Stated task. Isolate every line in the data with the string "marker" and copy it.
• • • • •
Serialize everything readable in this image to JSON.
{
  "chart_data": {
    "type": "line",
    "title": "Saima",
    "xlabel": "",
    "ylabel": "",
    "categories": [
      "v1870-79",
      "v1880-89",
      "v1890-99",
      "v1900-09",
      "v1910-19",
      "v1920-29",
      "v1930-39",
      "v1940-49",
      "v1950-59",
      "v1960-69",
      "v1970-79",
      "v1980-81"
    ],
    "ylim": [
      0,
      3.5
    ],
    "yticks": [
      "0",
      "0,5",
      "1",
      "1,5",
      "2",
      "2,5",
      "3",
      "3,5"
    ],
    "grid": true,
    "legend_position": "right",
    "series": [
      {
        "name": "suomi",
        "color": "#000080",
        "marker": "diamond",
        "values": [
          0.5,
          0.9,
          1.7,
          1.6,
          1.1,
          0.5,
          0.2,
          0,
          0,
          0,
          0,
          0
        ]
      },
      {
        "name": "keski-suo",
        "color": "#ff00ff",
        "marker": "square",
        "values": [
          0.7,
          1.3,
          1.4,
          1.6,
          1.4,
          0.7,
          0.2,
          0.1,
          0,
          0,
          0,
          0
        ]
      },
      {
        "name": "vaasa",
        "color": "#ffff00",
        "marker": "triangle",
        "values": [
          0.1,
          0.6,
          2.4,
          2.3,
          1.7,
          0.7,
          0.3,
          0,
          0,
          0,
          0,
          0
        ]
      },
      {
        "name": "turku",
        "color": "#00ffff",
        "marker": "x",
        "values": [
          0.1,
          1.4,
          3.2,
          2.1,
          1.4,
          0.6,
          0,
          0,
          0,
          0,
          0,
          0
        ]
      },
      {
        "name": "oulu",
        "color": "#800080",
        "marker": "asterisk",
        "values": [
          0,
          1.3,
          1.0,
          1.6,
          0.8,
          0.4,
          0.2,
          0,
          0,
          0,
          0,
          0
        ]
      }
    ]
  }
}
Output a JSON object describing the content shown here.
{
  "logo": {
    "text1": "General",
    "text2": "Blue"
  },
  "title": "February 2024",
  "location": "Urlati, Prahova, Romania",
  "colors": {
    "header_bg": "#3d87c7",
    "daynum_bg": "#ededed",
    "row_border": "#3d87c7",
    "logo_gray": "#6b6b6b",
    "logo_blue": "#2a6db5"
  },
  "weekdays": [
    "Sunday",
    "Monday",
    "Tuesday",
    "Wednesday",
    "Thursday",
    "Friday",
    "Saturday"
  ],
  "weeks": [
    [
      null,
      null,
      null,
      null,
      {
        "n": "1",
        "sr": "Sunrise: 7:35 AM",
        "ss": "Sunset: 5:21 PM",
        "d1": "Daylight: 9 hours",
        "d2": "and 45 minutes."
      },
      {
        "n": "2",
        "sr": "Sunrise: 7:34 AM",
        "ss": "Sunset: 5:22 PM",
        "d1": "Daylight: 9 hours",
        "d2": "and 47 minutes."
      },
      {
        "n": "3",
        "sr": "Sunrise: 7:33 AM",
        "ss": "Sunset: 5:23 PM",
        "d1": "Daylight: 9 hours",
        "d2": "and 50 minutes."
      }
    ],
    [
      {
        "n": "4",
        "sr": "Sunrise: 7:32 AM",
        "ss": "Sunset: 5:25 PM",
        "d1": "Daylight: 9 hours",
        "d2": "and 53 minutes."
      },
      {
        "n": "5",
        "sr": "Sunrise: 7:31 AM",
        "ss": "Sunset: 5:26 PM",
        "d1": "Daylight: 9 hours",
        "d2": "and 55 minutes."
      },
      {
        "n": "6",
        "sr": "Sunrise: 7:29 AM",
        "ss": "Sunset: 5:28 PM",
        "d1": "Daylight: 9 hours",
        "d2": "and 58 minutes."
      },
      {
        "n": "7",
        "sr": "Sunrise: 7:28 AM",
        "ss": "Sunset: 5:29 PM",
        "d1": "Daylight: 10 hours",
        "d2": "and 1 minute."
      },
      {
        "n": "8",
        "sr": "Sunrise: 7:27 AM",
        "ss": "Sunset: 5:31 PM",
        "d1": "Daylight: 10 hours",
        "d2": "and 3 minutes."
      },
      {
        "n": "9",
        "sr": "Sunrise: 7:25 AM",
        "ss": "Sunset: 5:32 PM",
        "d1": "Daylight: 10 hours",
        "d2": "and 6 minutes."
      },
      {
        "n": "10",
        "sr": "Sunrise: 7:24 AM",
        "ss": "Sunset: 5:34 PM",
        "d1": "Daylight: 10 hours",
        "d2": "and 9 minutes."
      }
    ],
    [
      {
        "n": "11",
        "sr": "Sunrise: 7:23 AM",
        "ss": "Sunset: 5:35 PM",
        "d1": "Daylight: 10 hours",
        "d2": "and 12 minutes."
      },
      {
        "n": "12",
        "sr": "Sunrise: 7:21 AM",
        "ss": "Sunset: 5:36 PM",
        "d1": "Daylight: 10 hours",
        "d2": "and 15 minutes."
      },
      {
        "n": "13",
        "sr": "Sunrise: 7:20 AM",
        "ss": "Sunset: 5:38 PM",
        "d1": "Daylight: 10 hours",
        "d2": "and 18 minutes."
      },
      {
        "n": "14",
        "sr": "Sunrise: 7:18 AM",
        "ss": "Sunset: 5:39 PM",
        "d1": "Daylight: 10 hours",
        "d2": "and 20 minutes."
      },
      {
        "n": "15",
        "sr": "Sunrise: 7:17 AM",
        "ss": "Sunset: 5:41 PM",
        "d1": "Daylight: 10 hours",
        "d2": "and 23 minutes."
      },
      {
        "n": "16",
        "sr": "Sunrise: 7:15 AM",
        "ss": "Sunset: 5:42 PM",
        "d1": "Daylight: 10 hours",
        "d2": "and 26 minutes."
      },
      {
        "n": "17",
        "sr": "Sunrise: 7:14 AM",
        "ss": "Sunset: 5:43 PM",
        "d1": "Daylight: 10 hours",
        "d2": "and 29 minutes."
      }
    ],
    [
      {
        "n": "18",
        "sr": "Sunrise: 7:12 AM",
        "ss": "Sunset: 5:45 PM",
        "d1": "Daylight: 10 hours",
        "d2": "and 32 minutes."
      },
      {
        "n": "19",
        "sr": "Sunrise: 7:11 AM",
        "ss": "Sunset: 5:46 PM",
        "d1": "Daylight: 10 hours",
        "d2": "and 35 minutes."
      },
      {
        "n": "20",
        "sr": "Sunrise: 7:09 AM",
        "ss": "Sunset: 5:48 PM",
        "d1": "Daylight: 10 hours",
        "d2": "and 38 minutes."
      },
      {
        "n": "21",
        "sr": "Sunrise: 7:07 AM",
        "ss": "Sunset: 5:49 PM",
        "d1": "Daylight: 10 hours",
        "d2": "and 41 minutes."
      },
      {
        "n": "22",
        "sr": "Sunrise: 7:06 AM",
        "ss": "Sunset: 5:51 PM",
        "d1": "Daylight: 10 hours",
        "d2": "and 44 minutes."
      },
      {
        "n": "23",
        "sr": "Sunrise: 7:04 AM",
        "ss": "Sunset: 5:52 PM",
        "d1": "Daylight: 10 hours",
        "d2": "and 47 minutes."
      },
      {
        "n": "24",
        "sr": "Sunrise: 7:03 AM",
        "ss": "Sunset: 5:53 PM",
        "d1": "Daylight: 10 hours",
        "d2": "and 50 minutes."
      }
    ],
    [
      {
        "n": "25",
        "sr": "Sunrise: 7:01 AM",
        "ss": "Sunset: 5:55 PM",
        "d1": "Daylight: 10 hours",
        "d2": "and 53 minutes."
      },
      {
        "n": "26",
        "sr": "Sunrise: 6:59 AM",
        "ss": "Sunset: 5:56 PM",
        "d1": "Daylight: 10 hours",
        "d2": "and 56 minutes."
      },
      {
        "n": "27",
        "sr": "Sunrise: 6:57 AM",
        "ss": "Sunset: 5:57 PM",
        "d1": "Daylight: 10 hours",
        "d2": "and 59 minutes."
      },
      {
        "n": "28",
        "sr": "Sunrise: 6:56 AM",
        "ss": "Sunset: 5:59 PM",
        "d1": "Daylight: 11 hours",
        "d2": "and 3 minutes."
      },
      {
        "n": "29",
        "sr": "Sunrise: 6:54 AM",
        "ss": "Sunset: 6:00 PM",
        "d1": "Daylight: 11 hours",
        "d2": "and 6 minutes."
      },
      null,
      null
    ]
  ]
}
• • • • •
Output of the exercise.
        "marker": "diamond",
        "marker": "square",
        "marker": "triangle",
        "marker": "x",
        "marker": "asterisk",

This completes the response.